- ENTRIES

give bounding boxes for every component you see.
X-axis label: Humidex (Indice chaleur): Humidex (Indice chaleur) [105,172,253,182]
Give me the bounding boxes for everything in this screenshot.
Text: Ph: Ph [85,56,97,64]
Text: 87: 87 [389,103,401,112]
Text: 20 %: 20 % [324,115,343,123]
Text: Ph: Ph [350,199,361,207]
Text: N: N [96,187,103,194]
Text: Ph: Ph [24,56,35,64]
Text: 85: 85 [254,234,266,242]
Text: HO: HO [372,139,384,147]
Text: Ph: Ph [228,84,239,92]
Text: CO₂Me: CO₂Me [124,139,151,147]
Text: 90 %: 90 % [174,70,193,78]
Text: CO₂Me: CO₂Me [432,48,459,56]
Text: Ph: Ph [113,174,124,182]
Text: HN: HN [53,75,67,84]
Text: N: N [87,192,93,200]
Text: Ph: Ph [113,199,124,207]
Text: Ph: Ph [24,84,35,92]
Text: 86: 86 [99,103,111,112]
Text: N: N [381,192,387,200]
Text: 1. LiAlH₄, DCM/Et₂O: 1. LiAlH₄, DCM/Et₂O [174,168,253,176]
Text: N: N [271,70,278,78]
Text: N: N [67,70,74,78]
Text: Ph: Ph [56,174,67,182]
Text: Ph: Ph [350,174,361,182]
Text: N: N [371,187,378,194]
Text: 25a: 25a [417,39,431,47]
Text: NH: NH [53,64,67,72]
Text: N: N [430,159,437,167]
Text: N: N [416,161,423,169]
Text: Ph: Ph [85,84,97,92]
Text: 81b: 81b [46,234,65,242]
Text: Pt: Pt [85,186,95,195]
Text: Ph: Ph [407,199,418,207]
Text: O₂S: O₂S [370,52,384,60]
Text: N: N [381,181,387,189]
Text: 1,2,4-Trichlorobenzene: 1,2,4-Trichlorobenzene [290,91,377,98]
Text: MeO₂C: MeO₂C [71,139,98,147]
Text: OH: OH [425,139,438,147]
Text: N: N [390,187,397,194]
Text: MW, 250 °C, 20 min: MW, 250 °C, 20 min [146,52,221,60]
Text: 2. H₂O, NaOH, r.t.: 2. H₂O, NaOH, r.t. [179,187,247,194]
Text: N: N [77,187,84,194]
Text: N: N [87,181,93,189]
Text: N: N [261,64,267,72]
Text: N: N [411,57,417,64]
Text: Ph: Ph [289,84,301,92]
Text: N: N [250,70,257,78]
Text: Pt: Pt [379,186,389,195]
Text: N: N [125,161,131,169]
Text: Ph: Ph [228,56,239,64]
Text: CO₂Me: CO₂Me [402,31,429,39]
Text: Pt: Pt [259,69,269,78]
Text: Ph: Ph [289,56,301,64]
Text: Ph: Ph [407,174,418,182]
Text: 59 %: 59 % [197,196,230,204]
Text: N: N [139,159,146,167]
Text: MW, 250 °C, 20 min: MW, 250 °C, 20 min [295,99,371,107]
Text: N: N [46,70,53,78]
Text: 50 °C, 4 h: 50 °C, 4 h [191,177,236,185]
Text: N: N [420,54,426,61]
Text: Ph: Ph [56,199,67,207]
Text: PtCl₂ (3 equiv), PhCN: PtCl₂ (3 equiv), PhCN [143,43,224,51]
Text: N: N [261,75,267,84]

- EXERCISE
Update the entries so that every occurrence of "CO₂Me" becomes "CO₂Et", leaving all other text unchanged.

- SOLVED EXERCISE
give bounding boxes for every component you see.
X-axis label: Humidex (Indice chaleur): Humidex (Indice chaleur) [105,172,253,182]
Give me the bounding boxes for everything in this screenshot.
Text: Ph: Ph [85,56,97,64]
Text: 87: 87 [389,103,401,112]
Text: 20 %: 20 % [324,115,343,123]
Text: Ph: Ph [350,199,361,207]
Text: N: N [96,187,103,194]
Text: Ph: Ph [24,56,35,64]
Text: 85: 85 [254,234,266,242]
Text: HO: HO [372,139,384,147]
Text: Ph: Ph [228,84,239,92]
Text: CO₂Et: CO₂Et [124,139,151,147]
Text: 90 %: 90 % [174,70,193,78]
Text: CO₂Et: CO₂Et [432,48,459,56]
Text: Ph: Ph [113,174,124,182]
Text: HN: HN [53,75,67,84]
Text: N: N [87,192,93,200]
Text: Ph: Ph [113,199,124,207]
Text: Ph: Ph [24,84,35,92]
Text: 86: 86 [99,103,111,112]
Text: N: N [381,192,387,200]
Text: 1. LiAlH₄, DCM/Et₂O: 1. LiAlH₄, DCM/Et₂O [174,168,253,176]
Text: N: N [271,70,278,78]
Text: N: N [67,70,74,78]
Text: Ph: Ph [56,174,67,182]
Text: Ph: Ph [350,174,361,182]
Text: N: N [371,187,378,194]
Text: 25a: 25a [417,39,431,47]
Text: NH: NH [53,64,67,72]
Text: N: N [430,159,437,167]
Text: N: N [416,161,423,169]
Text: Ph: Ph [85,84,97,92]
Text: 81b: 81b [46,234,65,242]
Text: Pt: Pt [85,186,95,195]
Text: Ph: Ph [407,199,418,207]
Text: O₂S: O₂S [370,52,384,60]
Text: N: N [381,181,387,189]
Text: 1,2,4-Trichlorobenzene: 1,2,4-Trichlorobenzene [290,91,377,98]
Text: MeO₂C: MeO₂C [71,139,98,147]
Text: OH: OH [425,139,438,147]
Text: N: N [390,187,397,194]
Text: MW, 250 °C, 20 min: MW, 250 °C, 20 min [146,52,221,60]
Text: 2. H₂O, NaOH, r.t.: 2. H₂O, NaOH, r.t. [179,187,247,194]
Text: N: N [77,187,84,194]
Text: N: N [87,181,93,189]
Text: N: N [261,64,267,72]
Text: N: N [411,57,417,64]
Text: Ph: Ph [289,84,301,92]
Text: N: N [250,70,257,78]
Text: Pt: Pt [379,186,389,195]
Text: N: N [125,161,131,169]
Text: Ph: Ph [228,56,239,64]
Text: CO₂Et: CO₂Et [402,31,429,39]
Text: Pt: Pt [259,69,269,78]
Text: Ph: Ph [289,56,301,64]
Text: Ph: Ph [407,174,418,182]
Text: 59 %: 59 % [197,196,230,204]
Text: N: N [139,159,146,167]
Text: MW, 250 °C, 20 min: MW, 250 °C, 20 min [295,99,371,107]
Text: N: N [46,70,53,78]
Text: 50 °C, 4 h: 50 °C, 4 h [191,177,236,185]
Text: N: N [420,54,426,61]
Text: Ph: Ph [56,199,67,207]
Text: PtCl₂ (3 equiv), PhCN: PtCl₂ (3 equiv), PhCN [143,43,224,51]
Text: N: N [261,75,267,84]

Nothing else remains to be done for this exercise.